# Exercise
Return the records in full, exactly as given.

# Dataset records
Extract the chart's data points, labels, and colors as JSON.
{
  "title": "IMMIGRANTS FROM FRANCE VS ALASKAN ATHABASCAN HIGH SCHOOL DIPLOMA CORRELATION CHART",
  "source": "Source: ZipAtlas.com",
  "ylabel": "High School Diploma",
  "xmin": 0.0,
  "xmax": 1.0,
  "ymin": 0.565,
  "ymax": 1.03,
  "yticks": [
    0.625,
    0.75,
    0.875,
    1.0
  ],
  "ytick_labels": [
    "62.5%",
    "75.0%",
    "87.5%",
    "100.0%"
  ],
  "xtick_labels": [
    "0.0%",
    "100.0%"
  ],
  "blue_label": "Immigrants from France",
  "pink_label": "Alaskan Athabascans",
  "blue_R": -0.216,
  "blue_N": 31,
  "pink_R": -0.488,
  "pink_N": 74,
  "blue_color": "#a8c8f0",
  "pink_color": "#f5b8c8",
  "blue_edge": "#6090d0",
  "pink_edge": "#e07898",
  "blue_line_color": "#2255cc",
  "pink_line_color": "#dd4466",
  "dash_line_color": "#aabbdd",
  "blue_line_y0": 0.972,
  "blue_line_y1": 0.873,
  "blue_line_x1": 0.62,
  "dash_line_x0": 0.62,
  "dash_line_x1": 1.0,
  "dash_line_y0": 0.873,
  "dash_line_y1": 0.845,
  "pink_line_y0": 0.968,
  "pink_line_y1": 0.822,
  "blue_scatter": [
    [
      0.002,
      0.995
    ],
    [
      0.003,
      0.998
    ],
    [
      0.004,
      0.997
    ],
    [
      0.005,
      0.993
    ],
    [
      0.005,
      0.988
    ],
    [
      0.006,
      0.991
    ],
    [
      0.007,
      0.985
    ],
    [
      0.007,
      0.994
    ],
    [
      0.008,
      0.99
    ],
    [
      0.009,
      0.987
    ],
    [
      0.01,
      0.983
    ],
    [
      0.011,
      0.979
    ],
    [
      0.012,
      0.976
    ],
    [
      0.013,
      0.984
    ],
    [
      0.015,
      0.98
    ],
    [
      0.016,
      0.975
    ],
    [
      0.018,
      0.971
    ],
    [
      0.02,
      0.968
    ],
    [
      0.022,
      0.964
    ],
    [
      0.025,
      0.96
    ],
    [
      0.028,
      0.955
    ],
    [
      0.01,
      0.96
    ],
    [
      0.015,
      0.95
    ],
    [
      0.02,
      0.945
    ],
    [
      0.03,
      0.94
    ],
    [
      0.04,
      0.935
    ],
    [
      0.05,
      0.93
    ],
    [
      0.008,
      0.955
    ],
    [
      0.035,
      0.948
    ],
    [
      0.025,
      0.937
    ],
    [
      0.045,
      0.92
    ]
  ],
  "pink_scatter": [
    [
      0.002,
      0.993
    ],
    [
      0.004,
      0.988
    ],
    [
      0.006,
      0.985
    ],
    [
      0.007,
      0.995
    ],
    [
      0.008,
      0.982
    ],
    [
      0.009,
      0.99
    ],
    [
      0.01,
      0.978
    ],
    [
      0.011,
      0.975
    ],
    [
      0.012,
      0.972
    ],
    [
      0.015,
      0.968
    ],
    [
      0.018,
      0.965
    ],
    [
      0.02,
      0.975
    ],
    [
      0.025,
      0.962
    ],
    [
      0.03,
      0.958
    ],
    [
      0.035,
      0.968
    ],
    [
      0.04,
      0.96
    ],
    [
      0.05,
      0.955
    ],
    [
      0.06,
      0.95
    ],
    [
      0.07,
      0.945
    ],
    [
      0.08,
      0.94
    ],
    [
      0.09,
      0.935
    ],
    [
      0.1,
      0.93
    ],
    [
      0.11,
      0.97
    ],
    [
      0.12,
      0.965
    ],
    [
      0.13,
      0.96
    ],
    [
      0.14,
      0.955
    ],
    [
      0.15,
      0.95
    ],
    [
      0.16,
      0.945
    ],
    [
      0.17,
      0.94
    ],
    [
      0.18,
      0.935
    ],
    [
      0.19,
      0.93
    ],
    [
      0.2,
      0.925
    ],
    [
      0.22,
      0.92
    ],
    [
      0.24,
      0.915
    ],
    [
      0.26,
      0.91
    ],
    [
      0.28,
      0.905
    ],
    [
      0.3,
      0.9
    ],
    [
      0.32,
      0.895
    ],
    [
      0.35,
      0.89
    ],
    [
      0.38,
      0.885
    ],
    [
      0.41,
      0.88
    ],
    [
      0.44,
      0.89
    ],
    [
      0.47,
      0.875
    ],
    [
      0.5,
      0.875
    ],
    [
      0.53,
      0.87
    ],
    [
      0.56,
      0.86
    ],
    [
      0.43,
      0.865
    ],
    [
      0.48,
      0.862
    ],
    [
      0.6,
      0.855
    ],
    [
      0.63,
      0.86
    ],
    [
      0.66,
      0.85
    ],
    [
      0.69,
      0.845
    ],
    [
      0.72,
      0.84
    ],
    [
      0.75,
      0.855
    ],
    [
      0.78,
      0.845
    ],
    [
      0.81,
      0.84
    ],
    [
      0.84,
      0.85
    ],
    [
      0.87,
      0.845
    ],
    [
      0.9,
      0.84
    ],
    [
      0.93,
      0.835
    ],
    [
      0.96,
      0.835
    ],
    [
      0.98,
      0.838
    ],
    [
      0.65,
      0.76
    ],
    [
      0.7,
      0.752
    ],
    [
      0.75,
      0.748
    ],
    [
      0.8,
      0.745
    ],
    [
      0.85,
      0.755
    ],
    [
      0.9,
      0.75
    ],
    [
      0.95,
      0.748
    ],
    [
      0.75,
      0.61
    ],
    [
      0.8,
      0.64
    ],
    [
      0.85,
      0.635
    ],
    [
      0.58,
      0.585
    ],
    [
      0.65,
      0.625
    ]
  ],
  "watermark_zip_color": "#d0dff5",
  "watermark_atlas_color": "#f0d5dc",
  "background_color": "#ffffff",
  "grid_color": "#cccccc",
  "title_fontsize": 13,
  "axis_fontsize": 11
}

# Written answer
Extract the chart's data points, labels, and colors as JSON.
{
  "title": "IMMIGRANTS FROM FRANCE VS ALASKAN ATHABASCAN HIGH SCHOOL DIPLOMA CORRELATION CHART",
  "source": "Source: ZipAtlas.com",
  "ylabel": "High School Diploma",
  "xmin": 0.0,
  "xmax": 1.0,
  "ymin": 0.565,
  "ymax": 1.03,
  "yticks": [
    0.625,
    0.75,
    0.875,
    1.0
  ],
  "ytick_labels": [
    "62.5%",
    "75.0%",
    "87.5%",
    "100.0%"
  ],
  "xtick_labels": [
    "0.0%",
    "100.0%"
  ],
  "blue_label": "Immigrants from France",
  "pink_label": "Alaskan Athabascans",
  "blue_R": -0.216,
  "blue_N": 31,
  "pink_R": -0.488,
  "pink_N": 74,
  "blue_color": "#a8c8f0",
  "pink_color": "#f5b8c8",
  "blue_edge": "#6090d0",
  "pink_edge": "#e07898",
  "blue_line_color": "#2255cc",
  "pink_line_color": "#dd4466",
  "dash_line_color": "#aabbdd",
  "blue_line_y0": 0.972,
  "blue_line_y1": 0.873,
  "blue_line_x1": 0.62,
  "dash_line_x0": 0.62,
  "dash_line_x1": 1.0,
  "dash_line_y0": 0.873,
  "dash_line_y1": 0.845,
  "pink_line_y0": 0.968,
  "pink_line_y1": 0.822,
  "blue_scatter": [
    [
      0.002,
      0.995
    ],
    [
      0.003,
      0.998
    ],
    [
      0.004,
      0.997
    ],
    [
      0.005,
      0.993
    ],
    [
      0.005,
      0.988
    ],
    [
      0.006,
      0.991
    ],
    [
      0.007,
      0.985
    ],
    [
      0.007,
      0.994
    ],
    [
      0.008,
      0.99
    ],
    [
      0.009,
      0.987
    ],
    [
      0.01,
      0.983
    ],
    [
      0.011,
      0.979
    ],
    [
      0.012,
      0.976
    ],
    [
      0.013,
      0.984
    ],
    [
      0.015,
      0.98
    ],
    [
      0.016,
      0.975
    ],
    [
      0.018,
      0.971
    ],
    [
      0.02,
      0.968
    ],
    [
      0.022,
      0.964
    ],
    [
      0.025,
      0.96
    ],
    [
      0.028,
      0.955
    ],
    [
      0.01,
      0.96
    ],
    [
      0.015,
      0.95
    ],
    [
      0.02,
      0.945
    ],
    [
      0.03,
      0.94
    ],
    [
      0.04,
      0.935
    ],
    [
      0.05,
      0.93
    ],
    [
      0.008,
      0.955
    ],
    [
      0.035,
      0.948
    ],
    [
      0.025,
      0.937
    ],
    [
      0.045,
      0.92
    ]
  ],
  "pink_scatter": [
    [
      0.002,
      0.993
    ],
    [
      0.004,
      0.988
    ],
    [
      0.006,
      0.985
    ],
    [
      0.007,
      0.995
    ],
    [
      0.008,
      0.982
    ],
    [
      0.009,
      0.99
    ],
    [
      0.01,
      0.978
    ],
    [
      0.011,
      0.975
    ],
    [
      0.012,
      0.972
    ],
    [
      0.015,
      0.968
    ],
    [
      0.018,
      0.965
    ],
    [
      0.02,
      0.975
    ],
    [
      0.025,
      0.962
    ],
    [
      0.03,
      0.958
    ],
    [
      0.035,
      0.968
    ],
    [
      0.04,
      0.96
    ],
    [
      0.05,
      0.955
    ],
    [
      0.06,
      0.95
    ],
    [
      0.07,
      0.945
    ],
    [
      0.08,
      0.94
    ],
    [
      0.09,
      0.935
    ],
    [
      0.1,
      0.93
    ],
    [
      0.11,
      0.97
    ],
    [
      0.12,
      0.965
    ],
    [
      0.13,
      0.96
    ],
    [
      0.14,
      0.955
    ],
    [
      0.15,
      0.95
    ],
    [
      0.16,
      0.945
    ],
    [
      0.17,
      0.94
    ],
    [
      0.18,
      0.935
    ],
    [
      0.19,
      0.93
    ],
    [
      0.2,
      0.925
    ],
    [
      0.22,
      0.92
    ],
    [
      0.24,
      0.915
    ],
    [
      0.26,
      0.91
    ],
    [
      0.28,
      0.905
    ],
    [
      0.3,
      0.9
    ],
    [
      0.32,
      0.895
    ],
    [
      0.35,
      0.89
    ],
    [
      0.38,
      0.885
    ],
    [
      0.41,
      0.88
    ],
    [
      0.44,
      0.89
    ],
    [
      0.47,
      0.875
    ],
    [
      0.5,
      0.875
    ],
    [
      0.53,
      0.87
    ],
    [
      0.56,
      0.86
    ],
    [
      0.43,
      0.865
    ],
    [
      0.48,
      0.862
    ],
    [
      0.6,
      0.855
    ],
    [
      0.63,
      0.86
    ],
    [
      0.66,
      0.85
    ],
    [
      0.69,
      0.845
    ],
    [
      0.72,
      0.84
    ],
    [
      0.75,
      0.855
    ],
    [
      0.78,
      0.845
    ],
    [
      0.81,
      0.84
    ],
    [
      0.84,
      0.85
    ],
    [
      0.87,
      0.845
    ],
    [
      0.9,
      0.84
    ],
    [
      0.93,
      0.835
    ],
    [
      0.96,
      0.835
    ],
    [
      0.98,
      0.838
    ],
    [
      0.65,
      0.76
    ],
    [
      0.7,
      0.752
    ],
    [
      0.75,
      0.748
    ],
    [
      0.8,
      0.745
    ],
    [
      0.85,
      0.755
    ],
    [
      0.9,
      0.75
    ],
    [
      0.95,
      0.748
    ],
    [
      0.75,
      0.61
    ],
    [
      0.8,
      0.64
    ],
    [
      0.85,
      0.635
    ],
    [
      0.58,
      0.585
    ],
    [
      0.65,
      0.625
    ]
  ],
  "watermark_zip_color": "#d0dff5",
  "watermark_atlas_color": "#f0d5dc",
  "background_color": "#ffffff",
  "grid_color": "#cccccc",
  "title_fontsize": 13,
  "axis_fontsize": 11
}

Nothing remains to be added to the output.